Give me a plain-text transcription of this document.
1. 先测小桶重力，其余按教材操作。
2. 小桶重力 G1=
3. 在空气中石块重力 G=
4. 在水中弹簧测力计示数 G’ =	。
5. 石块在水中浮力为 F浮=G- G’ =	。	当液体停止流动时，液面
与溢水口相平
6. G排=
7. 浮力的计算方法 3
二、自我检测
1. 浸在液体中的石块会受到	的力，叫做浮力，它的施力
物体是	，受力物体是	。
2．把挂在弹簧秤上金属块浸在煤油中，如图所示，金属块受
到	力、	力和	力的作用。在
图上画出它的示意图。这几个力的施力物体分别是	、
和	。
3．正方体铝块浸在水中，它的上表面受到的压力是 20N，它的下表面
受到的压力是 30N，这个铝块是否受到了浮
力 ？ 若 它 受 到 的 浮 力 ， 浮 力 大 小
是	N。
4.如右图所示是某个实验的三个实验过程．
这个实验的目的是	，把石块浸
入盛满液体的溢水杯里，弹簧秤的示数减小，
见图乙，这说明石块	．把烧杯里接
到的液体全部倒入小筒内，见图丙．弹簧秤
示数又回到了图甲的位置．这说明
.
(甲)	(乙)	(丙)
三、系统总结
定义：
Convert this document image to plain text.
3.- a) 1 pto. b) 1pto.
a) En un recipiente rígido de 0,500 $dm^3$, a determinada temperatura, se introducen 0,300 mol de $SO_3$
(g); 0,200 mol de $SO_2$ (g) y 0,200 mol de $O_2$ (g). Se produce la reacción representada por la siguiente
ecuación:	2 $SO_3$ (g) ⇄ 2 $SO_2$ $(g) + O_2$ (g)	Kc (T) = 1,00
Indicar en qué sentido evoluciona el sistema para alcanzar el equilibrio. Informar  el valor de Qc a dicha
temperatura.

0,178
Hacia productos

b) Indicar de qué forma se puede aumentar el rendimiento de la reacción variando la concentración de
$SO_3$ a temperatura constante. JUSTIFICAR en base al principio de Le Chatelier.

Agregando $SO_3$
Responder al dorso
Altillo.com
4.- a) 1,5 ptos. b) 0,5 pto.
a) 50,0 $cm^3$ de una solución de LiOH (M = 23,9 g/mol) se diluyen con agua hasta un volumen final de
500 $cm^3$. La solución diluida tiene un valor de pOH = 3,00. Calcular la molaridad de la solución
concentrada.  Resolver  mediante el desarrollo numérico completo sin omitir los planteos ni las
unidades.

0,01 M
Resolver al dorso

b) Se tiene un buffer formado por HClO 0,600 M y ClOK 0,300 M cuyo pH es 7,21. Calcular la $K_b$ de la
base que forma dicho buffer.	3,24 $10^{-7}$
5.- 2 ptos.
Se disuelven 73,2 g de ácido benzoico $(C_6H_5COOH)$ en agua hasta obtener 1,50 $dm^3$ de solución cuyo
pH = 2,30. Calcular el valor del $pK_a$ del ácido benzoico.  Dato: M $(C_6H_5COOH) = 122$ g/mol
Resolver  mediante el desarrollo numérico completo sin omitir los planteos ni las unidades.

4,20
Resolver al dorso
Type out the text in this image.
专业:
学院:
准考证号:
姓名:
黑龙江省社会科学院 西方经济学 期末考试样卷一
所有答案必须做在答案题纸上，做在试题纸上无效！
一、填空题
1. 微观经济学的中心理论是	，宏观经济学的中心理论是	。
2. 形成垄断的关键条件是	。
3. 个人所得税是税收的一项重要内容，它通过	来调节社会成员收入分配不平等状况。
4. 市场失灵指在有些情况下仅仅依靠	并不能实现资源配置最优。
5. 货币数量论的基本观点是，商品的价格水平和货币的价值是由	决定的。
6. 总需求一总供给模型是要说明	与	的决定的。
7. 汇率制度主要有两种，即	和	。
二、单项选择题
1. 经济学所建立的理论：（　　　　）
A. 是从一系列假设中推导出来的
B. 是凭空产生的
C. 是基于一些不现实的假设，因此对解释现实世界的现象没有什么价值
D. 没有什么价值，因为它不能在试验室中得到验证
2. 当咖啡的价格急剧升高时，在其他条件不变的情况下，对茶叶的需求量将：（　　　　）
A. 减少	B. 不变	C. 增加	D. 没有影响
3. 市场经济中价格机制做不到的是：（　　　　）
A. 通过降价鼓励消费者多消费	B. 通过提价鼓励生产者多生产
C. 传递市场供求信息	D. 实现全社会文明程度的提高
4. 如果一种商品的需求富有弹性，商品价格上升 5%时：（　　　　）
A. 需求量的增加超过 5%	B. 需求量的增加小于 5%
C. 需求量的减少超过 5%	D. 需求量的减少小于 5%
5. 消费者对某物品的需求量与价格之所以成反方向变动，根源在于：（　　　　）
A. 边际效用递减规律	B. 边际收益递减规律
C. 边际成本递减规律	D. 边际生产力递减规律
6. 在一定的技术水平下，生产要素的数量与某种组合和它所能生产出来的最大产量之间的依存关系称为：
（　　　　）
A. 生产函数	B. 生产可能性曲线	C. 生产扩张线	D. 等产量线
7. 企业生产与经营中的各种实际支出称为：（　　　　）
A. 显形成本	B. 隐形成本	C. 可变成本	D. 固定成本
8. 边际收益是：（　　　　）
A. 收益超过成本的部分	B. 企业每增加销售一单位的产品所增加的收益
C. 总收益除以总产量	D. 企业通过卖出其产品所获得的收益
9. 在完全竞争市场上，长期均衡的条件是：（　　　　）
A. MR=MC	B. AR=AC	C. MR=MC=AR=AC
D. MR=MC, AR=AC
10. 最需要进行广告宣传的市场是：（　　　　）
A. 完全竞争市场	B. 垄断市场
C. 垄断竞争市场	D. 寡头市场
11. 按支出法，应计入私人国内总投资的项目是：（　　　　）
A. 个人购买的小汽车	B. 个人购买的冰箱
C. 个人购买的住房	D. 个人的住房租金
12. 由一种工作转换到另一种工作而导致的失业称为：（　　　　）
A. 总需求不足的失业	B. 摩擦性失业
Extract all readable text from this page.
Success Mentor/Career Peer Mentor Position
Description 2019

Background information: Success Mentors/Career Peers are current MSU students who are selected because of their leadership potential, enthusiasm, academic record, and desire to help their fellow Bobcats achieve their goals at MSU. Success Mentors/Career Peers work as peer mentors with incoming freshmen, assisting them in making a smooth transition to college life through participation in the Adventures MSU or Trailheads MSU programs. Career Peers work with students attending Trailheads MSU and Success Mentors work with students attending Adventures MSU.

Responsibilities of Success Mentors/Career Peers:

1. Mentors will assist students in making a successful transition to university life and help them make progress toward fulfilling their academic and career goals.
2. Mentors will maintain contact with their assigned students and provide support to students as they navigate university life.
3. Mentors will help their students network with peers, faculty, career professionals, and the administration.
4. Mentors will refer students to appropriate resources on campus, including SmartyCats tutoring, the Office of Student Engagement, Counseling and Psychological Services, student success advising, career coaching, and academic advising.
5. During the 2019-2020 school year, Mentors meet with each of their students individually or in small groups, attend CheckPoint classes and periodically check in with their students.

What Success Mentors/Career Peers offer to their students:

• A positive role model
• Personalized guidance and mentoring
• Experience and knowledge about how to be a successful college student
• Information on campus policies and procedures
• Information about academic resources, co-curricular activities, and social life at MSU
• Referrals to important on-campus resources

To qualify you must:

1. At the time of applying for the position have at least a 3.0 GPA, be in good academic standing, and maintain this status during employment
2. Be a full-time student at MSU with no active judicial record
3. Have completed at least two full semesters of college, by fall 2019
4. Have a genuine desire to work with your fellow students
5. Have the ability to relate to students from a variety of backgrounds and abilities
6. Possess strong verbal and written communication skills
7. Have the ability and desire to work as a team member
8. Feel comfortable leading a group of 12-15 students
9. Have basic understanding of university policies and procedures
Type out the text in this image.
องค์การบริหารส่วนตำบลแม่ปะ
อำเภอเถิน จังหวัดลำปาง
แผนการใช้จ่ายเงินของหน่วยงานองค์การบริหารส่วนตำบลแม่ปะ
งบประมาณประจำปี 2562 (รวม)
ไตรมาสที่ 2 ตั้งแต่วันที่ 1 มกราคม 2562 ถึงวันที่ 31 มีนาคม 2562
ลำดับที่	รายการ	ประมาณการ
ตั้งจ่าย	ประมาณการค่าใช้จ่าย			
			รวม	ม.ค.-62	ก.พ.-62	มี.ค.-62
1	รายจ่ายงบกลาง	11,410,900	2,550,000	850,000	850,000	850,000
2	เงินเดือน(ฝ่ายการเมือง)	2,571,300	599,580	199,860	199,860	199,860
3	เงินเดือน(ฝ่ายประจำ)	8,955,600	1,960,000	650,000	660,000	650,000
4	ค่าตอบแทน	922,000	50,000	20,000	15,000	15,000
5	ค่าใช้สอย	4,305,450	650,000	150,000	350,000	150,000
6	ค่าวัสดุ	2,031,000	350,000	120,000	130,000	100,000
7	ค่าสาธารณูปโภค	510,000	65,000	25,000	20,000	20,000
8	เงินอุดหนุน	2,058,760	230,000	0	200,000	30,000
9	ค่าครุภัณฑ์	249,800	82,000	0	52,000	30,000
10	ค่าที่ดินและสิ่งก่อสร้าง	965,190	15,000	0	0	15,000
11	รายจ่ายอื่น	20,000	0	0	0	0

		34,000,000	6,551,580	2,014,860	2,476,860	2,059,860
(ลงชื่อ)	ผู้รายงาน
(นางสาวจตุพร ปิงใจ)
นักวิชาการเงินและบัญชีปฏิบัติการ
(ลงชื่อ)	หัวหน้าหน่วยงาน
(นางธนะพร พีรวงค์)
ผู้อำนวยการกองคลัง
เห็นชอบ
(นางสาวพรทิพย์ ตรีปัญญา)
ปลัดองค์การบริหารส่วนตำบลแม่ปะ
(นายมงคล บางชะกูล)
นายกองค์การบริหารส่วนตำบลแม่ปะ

- - -

▸ Aim
Copy out every line of the material above that mentions the word "valor".

▸ Task result
Indicar en qué sentido evoluciona el sistema para alcanzar el equilibrio. Informar  el valor de Qc a dicha
500 $cm^3$. La solución diluida tiene un valor de pOH = 3,00. Calcular la molaridad de la solución
pH = 2,30. Calcular el valor del $pK_a$ del ácido benzoico.  Dato: M $(C_6H_5COOH) = 122$ g/mol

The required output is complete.